*課題の指示*
Javaのパッケージ構成を扱った提供テキストでは、個人開発ならパッケージ階層について深く考えなくてよいとしています。その理由を、提供テキストの記述に沿って1〜3文で説明してください。

═════ 提供テキスト

慣れていないなら「新規→Java→パッケージ」のほうが良いかと思います。
というわけで、src 配下についてはパッケージ作成で進めてみる
src を右クリックし、新規 > パッケージ
※パッと見少し分かりづらいので補足すると、これで複数階層のパッケージが出来上がっている
以下は src/main/java/jp/co の配下と、src/main/java/jp/co/service の配下にファイルを配置した際の表示
src 配下のあるある構成
それぞれどんな役割かをかんたんに解説
・main
名前通りメインとなるパッケージ
基本的にはこのパッケージ配下にソースコードを配置する
・tst
テストコードを配置する
main 配下のパッケージと同じ構成にし、テストしたいソースコードと同じ階層にテストクラスを配置する
・properties
例えば定数定義がされたファイルを配置したり、ログ設定ファイルを配置したり
設定に関わるものがここに配置される
・resource
ソースコード以外のテキストファイルや Excel ファイルなどを配置する
・java
言語名をディレクトリ名にする。
もし Java しか使用していないプロジェクトなのであれば特になくても問題ない
そして一番の謎だと思う、これ
・/jp/co
これの配下にある service や bean はファイルごとの役割に分けているというのは一目瞭然なのでわかるとして、そこに至るまでの階層ってどう決められているのかがずっと謎だった。
まず前提として、システムがパッケージ名のせいで動かない、みたいなものではないようです。
あくまでパッケージ名は自由です。
で、じゃあ /jp/co を始めとした、main(java) から service などに至るまでの階層ってどういうふうに決められているのかというと、ドメイン名を逆から読んだものというのがあるあるの命名規則だそうです。
例えばこの Qiita で言えばドメイン名が「qiita.com」なので、これで Java 開発をするときのパッケージ階層としては main/java/com/qiita になるということ。
なぜドメイン名の逆読みなのか、というところは残念ながら特に見つからず…
結局はどんなパッケージ階層でも問題がないことは変わらないので、個人開発の際はあまり深いことは考えなくても良いのかなと。
ライブラリの追加方法
ライブラリは開発をすすめる上で切っても切り離せないもの。見ていきましょう。
まずは前述の lib フォルダに何かしらのライブラリを入れましょう。
今回は SLF4J と呼ばれるログに関するライブラリを追加します。

══════════
═════ 提供された行

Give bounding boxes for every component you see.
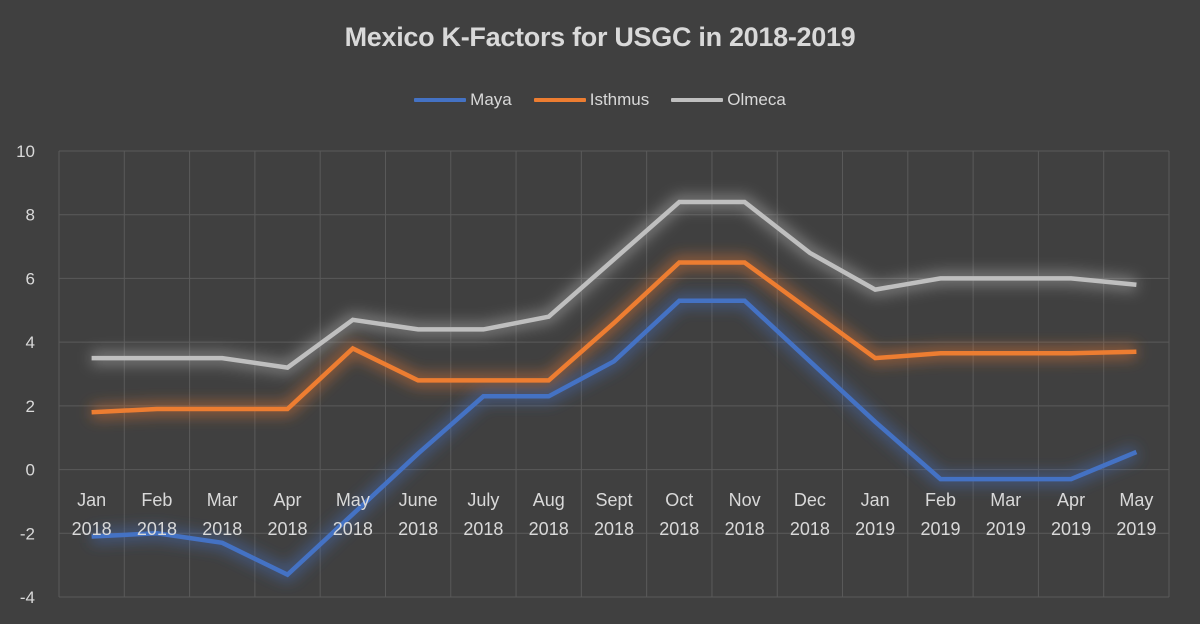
series-glow-olmeca — [91, 195, 1138, 375]
x-tick-label-month: June — [399, 490, 438, 510]
x-tick-label-year: 2019 — [1051, 519, 1091, 539]
x-tick-label-month: Feb — [141, 490, 172, 510]
y-tick-label: -4 — [20, 588, 35, 607]
x-tick-label-year: 2018 — [790, 519, 830, 539]
legend-label-olmeca: Olmeca — [727, 90, 786, 109]
legend-swatch-maya — [414, 98, 467, 102]
legend-item-maya[interactable]: Maya — [414, 90, 512, 110]
x-tick-label-month: Jan — [77, 490, 106, 510]
x-tick-label-month: Mar — [990, 490, 1021, 510]
x-tick-label-month: Mar — [207, 490, 238, 510]
x-tick-label-month: Nov — [729, 490, 761, 510]
legend: Maya Isthmus Olmeca — [0, 90, 1200, 110]
x-axis: Jan 2018 Feb 2018 Mar 2018 Apr 2018 May 2018 June 2… — [72, 490, 1157, 539]
x-tick-label-month: Sept — [595, 490, 632, 510]
legend-swatch-isthmus — [533, 98, 586, 102]
y-tick-label: -2 — [20, 524, 35, 543]
x-tick-label-month: July — [467, 490, 499, 510]
y-tick-label: 0 — [26, 461, 35, 480]
x-tick-label-year: 2019 — [920, 519, 960, 539]
y-tick-label: 2 — [26, 397, 35, 416]
legend-swatch-olmeca — [671, 98, 724, 102]
x-tick-label-year: 2018 — [398, 519, 438, 539]
x-tick-label-year: 2018 — [137, 519, 177, 539]
series-lines — [91, 199, 1138, 578]
x-tick-label-month: Dec — [794, 490, 826, 510]
x-tick-label-month: Feb — [925, 490, 956, 510]
legend-item-isthmus[interactable]: Isthmus — [533, 90, 650, 110]
x-tick-label-year: 2018 — [268, 519, 308, 539]
x-tick-label-month: May — [1119, 490, 1153, 510]
x-tick-label-month: May — [336, 490, 370, 510]
legend-label-maya: Maya — [470, 90, 512, 109]
x-tick-label-month: Apr — [274, 490, 302, 510]
y-axis: 10 8 6 4 2 0 -2 -4 — [16, 142, 35, 607]
x-tick-label-year: 2018 — [529, 519, 569, 539]
chart-title: Mexico K-Factors for USGC in 2018-2019 — [344, 22, 856, 52]
x-tick-label-month: Oct — [665, 490, 693, 510]
y-tick-label: 10 — [16, 142, 35, 161]
x-tick-label-year: 2018 — [594, 519, 634, 539]
x-tick-label-year: 2019 — [1116, 519, 1156, 539]
y-tick-label: 6 — [26, 269, 35, 288]
y-tick-label: 4 — [26, 333, 35, 352]
x-tick-label-month: Aug — [533, 490, 565, 510]
x-tick-label-month: Apr — [1057, 490, 1085, 510]
x-tick-label-year: 2018 — [202, 519, 242, 539]
legend-item-olmeca[interactable]: Olmeca — [671, 90, 786, 110]
x-tick-label-year: 2019 — [855, 519, 895, 539]
x-tick-label-month: Jan — [861, 490, 890, 510]
x-tick-label-year: 2018 — [725, 519, 765, 539]
y-tick-label: 8 — [26, 206, 35, 225]
x-tick-label-year: 2019 — [986, 519, 1026, 539]
legend-label-isthmus: Isthmus — [589, 90, 650, 109]
x-tick-label-year: 2018 — [72, 519, 112, 539]
x-tick-label-year: 2018 — [333, 519, 373, 539]
x-tick-label-year: 2018 — [659, 519, 699, 539]
x-tick-label-year: 2018 — [463, 519, 503, 539]
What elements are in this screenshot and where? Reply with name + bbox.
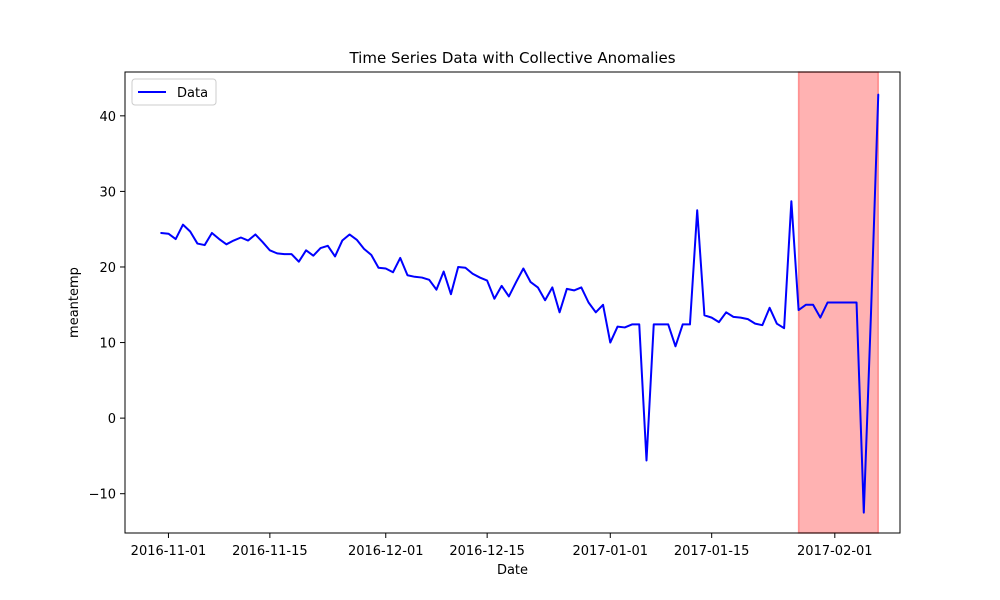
x-tick-label: 2016-11-01: [131, 544, 207, 559]
legend-label-data: Data: [177, 86, 208, 101]
legend-box: [131, 78, 217, 106]
y-tick-label: 30: [99, 185, 116, 200]
x-tick-label: 2017-01-01: [572, 544, 648, 559]
y-axis-label: meantemp: [67, 267, 82, 338]
chart-title: Time Series Data with Collective Anomali…: [348, 49, 675, 67]
plot-frame: [124, 71, 901, 534]
x-tick-label: 2016-12-15: [449, 544, 525, 559]
y-tick-label: 10: [99, 337, 116, 352]
x-tick-label: 2016-12-01: [348, 544, 424, 559]
legend: Data: [131, 78, 217, 106]
x-tick-label: 2017-02-01: [797, 544, 873, 559]
y-tick-label: 40: [99, 110, 116, 125]
y-tick-label: −10: [89, 488, 116, 503]
y-tick-label: 20: [99, 261, 116, 276]
y-tick-label: 0: [108, 412, 116, 427]
x-axis-label: Date: [497, 563, 528, 578]
x-tick-label: 2017-01-15: [674, 544, 750, 559]
series-line-data: [160, 93, 880, 514]
x-tick-label: 2016-11-15: [232, 544, 308, 559]
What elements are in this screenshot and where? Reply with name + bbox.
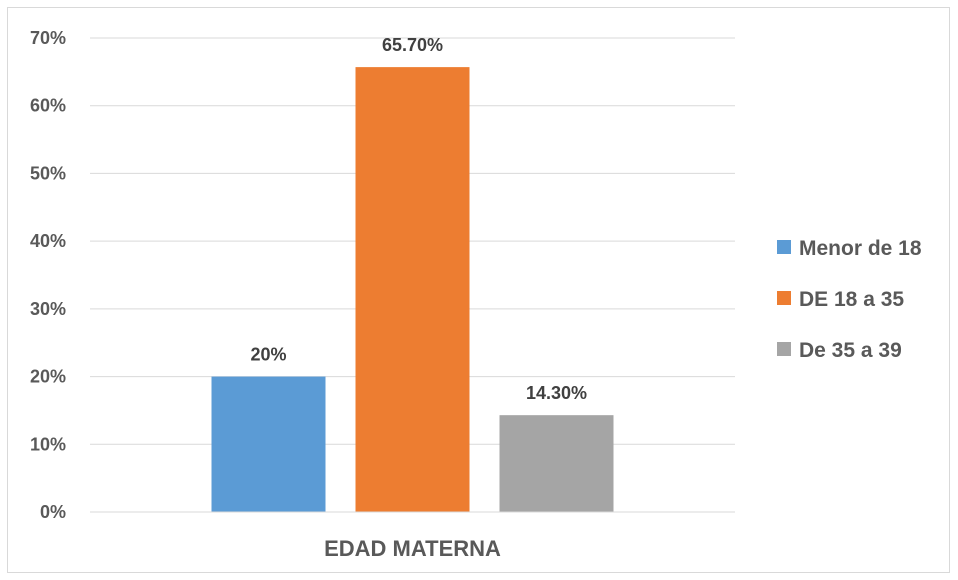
y-tick-label: 30% (30, 299, 66, 319)
legend-label: De 35 a 39 (799, 339, 902, 362)
data-label: 14.30% (526, 383, 587, 403)
legend-swatch (777, 240, 791, 254)
legend-swatch (777, 342, 791, 356)
y-tick-label: 70% (30, 28, 66, 48)
y-tick-label: 20% (30, 367, 66, 387)
legend-swatch (777, 291, 791, 305)
data-label: 20% (250, 345, 286, 365)
y-tick-label: 40% (30, 231, 66, 251)
data-labels: 20% 65.70% 14.30% (250, 35, 587, 403)
bars (211, 67, 614, 513)
y-tick-label: 50% (30, 163, 66, 183)
legend-label: DE 18 a 35 (799, 288, 904, 311)
y-tick-label: 0% (40, 502, 66, 522)
y-tick-label: 60% (30, 96, 66, 116)
bar-menor-de-18 (211, 376, 326, 512)
y-axis-tick-labels: 0% 10% 20% 30% 40% 50% 60% 70% (30, 28, 66, 522)
chart-frame (7, 7, 950, 573)
data-label: 65.70% (382, 35, 443, 55)
bar-de-18-a-35 (355, 67, 470, 513)
legend-label: Menor de 18 (799, 237, 922, 260)
bar-de-35-a-39 (499, 415, 614, 512)
y-tick-label: 10% (30, 434, 66, 454)
legend: Menor de 18 DE 18 a 35 De 35 a 39 (777, 237, 922, 362)
x-axis-category-label: EDAD MATERNA (324, 536, 501, 561)
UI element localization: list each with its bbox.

══════════

*課題への回答*
パッケージ名が原因でシステムが動かなくなるわけではなく、パッケージ名は自由に決めてよいからです。結局どんなパッケージ階層でも問題はないため、個人開発ではあまり深く考えなくてよいとされています。